- _Text for analysis_
== == ==
Cannabidiol (Fig. 19.3d) is a non-psychotropic cannabinoid isolated mainly from C. sativa. The cannabis-based preparation Sativex®, which comprises equimolar contents of cannabidiol and Δ9–THC, is currently used in the control of neuropathic symptoms of multiple sclerosis (Fernandez 2016). Cannabidiol recently attracts the interest of the scientific community due to its safe profile and vast range of bioactive effects including neuroprotective. It showed positive results in the management of several neurological conditions like HD, PD, AD, amyotrophic lateral sclerosis, and epilepsy (Watt and Karl 2017; Silvestro et al. 2019).
== == ==
- _Work instructions_
1 > Answer these questions from the passage on cannabidiol:
(a) In what proportion does Sativex® combine its two cannabinoids?
(b) For what purpose is Sativex® currently used?
(c) Which neurological conditions does the passage list as ones where cannabidiol showed positive results?
2 > Resume the passage on cannabidiol after its final sentence and extend it with further text in the same style.

Source records:
== == ==
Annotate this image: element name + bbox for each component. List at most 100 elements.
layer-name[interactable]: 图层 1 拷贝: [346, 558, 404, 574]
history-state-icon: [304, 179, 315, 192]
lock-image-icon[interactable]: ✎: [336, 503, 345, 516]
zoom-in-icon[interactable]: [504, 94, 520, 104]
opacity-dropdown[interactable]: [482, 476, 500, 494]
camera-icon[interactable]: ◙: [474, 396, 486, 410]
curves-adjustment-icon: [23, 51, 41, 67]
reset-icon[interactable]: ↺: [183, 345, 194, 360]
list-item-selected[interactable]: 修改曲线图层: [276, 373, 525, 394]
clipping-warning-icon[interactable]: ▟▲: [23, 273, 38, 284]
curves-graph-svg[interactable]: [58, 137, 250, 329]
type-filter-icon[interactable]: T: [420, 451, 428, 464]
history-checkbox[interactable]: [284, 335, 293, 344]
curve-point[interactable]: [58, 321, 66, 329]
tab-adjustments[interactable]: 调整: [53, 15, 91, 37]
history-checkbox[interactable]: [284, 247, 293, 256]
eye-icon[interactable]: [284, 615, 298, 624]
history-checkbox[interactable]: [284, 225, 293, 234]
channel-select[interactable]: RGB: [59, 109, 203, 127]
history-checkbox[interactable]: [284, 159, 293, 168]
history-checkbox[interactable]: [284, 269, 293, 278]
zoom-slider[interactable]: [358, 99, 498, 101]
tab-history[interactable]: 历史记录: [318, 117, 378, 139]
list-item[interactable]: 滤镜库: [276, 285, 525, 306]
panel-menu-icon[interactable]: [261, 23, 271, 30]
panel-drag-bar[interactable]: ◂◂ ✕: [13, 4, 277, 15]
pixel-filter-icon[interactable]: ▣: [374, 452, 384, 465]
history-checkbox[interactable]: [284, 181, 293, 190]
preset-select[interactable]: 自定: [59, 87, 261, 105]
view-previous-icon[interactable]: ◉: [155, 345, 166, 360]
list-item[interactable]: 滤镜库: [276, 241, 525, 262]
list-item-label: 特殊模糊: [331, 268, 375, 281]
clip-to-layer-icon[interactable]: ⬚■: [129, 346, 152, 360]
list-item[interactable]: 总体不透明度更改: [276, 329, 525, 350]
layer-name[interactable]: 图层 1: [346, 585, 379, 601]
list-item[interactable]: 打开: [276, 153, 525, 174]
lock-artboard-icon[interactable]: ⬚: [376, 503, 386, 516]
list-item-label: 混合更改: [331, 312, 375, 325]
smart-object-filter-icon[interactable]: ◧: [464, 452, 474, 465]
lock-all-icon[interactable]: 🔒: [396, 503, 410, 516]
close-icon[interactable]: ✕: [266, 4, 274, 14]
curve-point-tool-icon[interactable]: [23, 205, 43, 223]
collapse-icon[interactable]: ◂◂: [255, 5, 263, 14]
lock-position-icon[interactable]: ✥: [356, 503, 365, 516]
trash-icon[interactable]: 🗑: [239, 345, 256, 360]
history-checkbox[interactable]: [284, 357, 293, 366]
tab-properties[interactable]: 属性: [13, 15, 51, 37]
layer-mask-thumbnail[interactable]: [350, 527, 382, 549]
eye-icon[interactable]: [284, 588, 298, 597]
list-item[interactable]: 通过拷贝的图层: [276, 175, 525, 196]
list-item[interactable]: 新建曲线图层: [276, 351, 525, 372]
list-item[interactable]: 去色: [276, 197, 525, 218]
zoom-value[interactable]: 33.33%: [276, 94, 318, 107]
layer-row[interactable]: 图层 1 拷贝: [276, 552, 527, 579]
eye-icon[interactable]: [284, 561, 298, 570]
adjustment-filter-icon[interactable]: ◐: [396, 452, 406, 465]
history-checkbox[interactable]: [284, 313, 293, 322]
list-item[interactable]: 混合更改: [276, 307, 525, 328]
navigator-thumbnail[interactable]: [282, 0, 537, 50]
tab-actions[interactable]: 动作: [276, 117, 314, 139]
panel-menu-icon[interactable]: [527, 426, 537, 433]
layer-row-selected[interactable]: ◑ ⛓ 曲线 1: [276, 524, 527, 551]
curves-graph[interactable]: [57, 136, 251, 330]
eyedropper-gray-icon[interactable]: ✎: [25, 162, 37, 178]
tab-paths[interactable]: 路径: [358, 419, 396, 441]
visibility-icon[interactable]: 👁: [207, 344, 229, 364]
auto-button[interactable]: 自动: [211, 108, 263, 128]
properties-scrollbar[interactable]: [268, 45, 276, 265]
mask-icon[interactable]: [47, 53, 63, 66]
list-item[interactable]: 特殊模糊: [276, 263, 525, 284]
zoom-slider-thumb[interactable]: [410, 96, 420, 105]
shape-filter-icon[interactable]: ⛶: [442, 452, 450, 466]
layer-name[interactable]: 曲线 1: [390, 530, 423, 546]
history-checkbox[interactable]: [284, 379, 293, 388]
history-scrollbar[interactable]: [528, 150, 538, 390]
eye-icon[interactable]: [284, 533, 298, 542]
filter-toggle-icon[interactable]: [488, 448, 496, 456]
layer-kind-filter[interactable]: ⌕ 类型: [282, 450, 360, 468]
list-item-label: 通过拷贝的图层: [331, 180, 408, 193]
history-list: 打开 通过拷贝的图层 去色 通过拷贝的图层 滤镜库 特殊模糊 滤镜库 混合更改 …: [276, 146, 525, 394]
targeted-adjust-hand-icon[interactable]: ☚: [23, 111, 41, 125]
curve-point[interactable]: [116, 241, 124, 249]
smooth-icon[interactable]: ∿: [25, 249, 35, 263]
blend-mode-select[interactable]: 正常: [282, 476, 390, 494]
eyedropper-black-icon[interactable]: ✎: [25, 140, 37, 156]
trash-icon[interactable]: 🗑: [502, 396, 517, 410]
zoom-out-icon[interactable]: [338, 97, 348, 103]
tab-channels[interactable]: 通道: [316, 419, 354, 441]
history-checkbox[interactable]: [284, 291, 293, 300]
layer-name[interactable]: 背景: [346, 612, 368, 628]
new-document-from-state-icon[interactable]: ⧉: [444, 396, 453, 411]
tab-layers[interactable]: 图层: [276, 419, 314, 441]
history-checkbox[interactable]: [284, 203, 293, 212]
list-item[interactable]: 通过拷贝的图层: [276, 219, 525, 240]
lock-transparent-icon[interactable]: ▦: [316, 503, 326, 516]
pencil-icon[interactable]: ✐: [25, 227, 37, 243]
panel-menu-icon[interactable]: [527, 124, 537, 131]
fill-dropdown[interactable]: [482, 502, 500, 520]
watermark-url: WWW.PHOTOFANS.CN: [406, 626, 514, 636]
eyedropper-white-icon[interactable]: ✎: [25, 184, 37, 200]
== == ==
- _Solved tasks_
1 >
(a) Sativex® comprises equimolar contents of cannabidiol and Δ9–THC.
(b) It is used in the control of neuropathic symptoms of multiple sclerosis.
(c) HD, PD, AD, amyotrophic lateral sclerosis, and epilepsy.

2 >
The neuroprotective action of this compound is mainly related to its anti-inflammatory and antioxidant properties. Most cannabinoids interact with cannabinoid receptors, but cannabidiol shows a low affinity for these receptors. The mechanisms by which these compounds exert its beneficial effects on neurological diseases are not totally known; however, the immunosuppressive and anti-inflammatory effects seem to be in part facilitated via the adenosine, serotonin, opioid, and non-endocannabinoid G protein-coupled receptors and other targets as ion channels and enzymes (Bih et al. 2015; Morales et al. 2017a). The anti-inflammatory potential of this compound has been demonstrated in mouse models and is modulated by different mechanisms, such as some pro-inflammatory cytokines and regulating cell cycle and immune cell functions. The strong antioxidant activity of cannabidiol is by modulating the expression of inducible nitric oxide synthase and nitrotyrosine as well as plummeting the production of ROS (Esposito et al. 2006). More controlled studies are essential to really assess the efficiency of this compound in neurodegenerative diseases (Morales et al. 2017b).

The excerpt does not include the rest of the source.